>> begin
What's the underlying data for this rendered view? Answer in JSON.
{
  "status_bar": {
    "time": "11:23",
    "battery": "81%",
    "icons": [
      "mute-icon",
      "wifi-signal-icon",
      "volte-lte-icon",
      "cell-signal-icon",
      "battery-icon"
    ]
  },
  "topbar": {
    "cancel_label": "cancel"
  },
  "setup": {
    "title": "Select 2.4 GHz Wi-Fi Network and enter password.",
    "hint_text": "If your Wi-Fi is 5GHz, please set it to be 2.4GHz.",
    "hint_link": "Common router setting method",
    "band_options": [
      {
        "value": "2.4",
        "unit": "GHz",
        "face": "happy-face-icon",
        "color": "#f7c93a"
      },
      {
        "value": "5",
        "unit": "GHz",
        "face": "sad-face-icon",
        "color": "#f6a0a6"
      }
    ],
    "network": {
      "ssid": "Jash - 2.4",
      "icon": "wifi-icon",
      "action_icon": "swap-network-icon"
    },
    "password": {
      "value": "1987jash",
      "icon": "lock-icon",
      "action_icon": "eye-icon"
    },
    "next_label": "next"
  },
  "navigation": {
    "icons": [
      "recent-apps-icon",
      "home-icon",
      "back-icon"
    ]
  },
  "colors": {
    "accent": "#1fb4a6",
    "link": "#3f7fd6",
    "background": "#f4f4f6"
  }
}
>> end
## WHAT THE EXERCISE ASKS
Write out the full listing exactly as given.

## RESULT FOR THIS EXERCISE
What's the underlying data for this rendered view? Answer in JSON.
{
  "status_bar": {
    "time": "11:23",
    "battery": "81%",
    "icons": [
      "mute-icon",
      "wifi-signal-icon",
      "volte-lte-icon",
      "cell-signal-icon",
      "battery-icon"
    ]
  },
  "topbar": {
    "cancel_label": "cancel"
  },
  "setup": {
    "title": "Select 2.4 GHz Wi-Fi Network and enter password.",
    "hint_text": "If your Wi-Fi is 5GHz, please set it to be 2.4GHz.",
    "hint_link": "Common router setting method",
    "band_options": [
      {
        "value": "2.4",
        "unit": "GHz",
        "face": "happy-face-icon",
        "color": "#f7c93a"
      },
      {
        "value": "5",
        "unit": "GHz",
        "face": "sad-face-icon",
        "color": "#f6a0a6"
      }
    ],
    "network": {
      "ssid": "Jash - 2.4",
      "icon": "wifi-icon",
      "action_icon": "swap-network-icon"
    },
    "password": {
      "value": "1987jash",
      "icon": "lock-icon",
      "action_icon": "eye-icon"
    },
    "next_label": "next"
  },
  "navigation": {
    "icons": [
      "recent-apps-icon",
      "home-icon",
      "back-icon"
    ]
  },
  "colors": {
    "accent": "#1fb4a6",
    "link": "#3f7fd6",
    "background": "#f4f4f6"
  }
}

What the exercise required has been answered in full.